WHAT IS BEING ASKED: State how many lines in the listing below include the word "this", and add nothing besides the number.

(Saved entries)
-------
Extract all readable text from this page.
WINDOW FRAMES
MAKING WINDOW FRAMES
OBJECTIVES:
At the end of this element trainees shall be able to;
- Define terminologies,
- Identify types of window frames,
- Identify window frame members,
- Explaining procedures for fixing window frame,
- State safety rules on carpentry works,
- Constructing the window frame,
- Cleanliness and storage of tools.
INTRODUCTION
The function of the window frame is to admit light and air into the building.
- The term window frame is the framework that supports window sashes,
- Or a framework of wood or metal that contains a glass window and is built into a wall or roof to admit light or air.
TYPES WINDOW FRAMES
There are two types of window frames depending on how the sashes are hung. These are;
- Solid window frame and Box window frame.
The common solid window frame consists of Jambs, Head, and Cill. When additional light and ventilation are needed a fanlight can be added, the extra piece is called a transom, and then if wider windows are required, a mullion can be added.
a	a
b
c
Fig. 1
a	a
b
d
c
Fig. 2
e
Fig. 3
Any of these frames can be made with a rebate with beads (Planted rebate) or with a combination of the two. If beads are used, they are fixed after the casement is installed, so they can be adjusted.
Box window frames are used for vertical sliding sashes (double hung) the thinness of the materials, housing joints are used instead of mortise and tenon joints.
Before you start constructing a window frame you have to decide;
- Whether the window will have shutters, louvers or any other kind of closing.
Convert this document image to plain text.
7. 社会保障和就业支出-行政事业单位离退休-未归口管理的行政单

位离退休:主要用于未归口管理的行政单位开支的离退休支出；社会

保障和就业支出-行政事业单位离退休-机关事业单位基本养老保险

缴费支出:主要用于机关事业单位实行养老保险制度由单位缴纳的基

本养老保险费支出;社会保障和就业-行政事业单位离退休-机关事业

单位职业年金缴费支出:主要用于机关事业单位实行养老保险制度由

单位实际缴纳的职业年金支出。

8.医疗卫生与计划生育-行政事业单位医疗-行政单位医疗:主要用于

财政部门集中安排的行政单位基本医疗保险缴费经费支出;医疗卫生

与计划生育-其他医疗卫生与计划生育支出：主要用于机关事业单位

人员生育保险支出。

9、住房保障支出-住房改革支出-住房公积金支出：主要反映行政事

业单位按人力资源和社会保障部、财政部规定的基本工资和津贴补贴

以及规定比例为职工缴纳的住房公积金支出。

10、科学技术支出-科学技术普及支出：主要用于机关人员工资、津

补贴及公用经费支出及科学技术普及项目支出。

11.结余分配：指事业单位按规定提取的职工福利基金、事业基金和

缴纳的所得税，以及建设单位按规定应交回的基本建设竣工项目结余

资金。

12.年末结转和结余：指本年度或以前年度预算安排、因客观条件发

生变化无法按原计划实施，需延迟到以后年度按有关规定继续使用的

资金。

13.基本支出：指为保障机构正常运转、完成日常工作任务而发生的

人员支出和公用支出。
-------
SOLUTION BELOW: 3